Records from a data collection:
================

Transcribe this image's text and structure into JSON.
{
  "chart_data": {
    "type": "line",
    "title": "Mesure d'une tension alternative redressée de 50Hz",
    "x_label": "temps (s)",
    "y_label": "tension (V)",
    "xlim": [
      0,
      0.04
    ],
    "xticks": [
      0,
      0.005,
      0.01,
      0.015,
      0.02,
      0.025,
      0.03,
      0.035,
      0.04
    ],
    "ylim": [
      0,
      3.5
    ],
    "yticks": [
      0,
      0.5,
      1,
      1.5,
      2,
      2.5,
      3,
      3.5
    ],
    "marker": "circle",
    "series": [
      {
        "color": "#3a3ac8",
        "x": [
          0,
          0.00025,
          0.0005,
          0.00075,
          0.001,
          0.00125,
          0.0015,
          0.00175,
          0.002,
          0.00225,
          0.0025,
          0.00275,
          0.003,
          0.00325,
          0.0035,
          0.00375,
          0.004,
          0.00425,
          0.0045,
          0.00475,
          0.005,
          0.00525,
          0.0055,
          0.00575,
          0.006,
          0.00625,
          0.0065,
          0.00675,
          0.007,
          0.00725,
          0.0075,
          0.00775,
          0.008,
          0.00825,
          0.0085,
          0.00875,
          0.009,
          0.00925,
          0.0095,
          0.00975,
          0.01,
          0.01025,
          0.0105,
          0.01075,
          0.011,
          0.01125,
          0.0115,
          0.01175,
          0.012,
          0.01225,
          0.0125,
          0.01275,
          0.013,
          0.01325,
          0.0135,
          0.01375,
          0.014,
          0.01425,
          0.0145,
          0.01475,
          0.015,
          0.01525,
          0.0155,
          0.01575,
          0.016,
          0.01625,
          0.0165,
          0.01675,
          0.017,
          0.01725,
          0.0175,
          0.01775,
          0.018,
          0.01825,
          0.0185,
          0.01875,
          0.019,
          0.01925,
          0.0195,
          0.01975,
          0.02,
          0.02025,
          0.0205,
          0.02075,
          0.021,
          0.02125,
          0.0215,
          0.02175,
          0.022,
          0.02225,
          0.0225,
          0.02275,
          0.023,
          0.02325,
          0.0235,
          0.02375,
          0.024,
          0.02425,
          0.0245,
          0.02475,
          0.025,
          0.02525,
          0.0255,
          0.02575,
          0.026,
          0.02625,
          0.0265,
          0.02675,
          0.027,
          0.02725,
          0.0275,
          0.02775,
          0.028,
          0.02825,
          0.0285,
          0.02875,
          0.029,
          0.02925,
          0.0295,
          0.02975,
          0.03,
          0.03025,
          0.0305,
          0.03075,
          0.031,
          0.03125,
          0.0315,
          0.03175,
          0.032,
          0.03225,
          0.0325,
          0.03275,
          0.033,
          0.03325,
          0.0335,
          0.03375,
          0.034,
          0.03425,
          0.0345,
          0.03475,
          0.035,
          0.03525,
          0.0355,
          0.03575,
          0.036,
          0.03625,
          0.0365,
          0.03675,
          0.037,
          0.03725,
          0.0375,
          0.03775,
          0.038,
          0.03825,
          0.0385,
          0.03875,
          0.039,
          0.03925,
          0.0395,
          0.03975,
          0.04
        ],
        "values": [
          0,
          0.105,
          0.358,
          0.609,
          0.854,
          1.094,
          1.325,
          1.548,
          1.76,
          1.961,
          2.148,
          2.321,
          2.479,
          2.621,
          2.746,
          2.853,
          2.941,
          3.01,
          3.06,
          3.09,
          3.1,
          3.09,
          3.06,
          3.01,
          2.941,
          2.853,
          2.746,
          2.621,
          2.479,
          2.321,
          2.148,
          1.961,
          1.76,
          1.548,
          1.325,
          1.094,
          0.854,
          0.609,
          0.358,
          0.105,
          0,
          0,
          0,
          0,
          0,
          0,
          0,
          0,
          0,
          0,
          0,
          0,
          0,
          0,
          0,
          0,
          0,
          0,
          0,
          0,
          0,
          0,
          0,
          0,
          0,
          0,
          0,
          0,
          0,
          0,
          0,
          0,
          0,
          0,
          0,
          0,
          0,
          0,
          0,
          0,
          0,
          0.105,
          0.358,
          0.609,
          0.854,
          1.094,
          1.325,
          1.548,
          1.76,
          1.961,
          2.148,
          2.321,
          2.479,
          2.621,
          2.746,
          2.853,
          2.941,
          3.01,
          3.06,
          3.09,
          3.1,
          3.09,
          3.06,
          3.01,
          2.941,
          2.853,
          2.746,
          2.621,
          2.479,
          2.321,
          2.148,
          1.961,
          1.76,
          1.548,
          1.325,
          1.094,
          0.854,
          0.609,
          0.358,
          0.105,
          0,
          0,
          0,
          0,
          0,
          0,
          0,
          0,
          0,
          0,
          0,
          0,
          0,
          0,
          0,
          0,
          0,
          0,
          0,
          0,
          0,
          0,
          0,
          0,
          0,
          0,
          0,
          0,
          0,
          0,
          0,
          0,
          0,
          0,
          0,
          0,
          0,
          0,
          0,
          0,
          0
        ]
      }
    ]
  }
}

================

Only lines with "tension" are wanted here; list each of them.

    "title": "Mesure d'une tension alternative redressée de 50Hz",
    "y_label": "tension (V)",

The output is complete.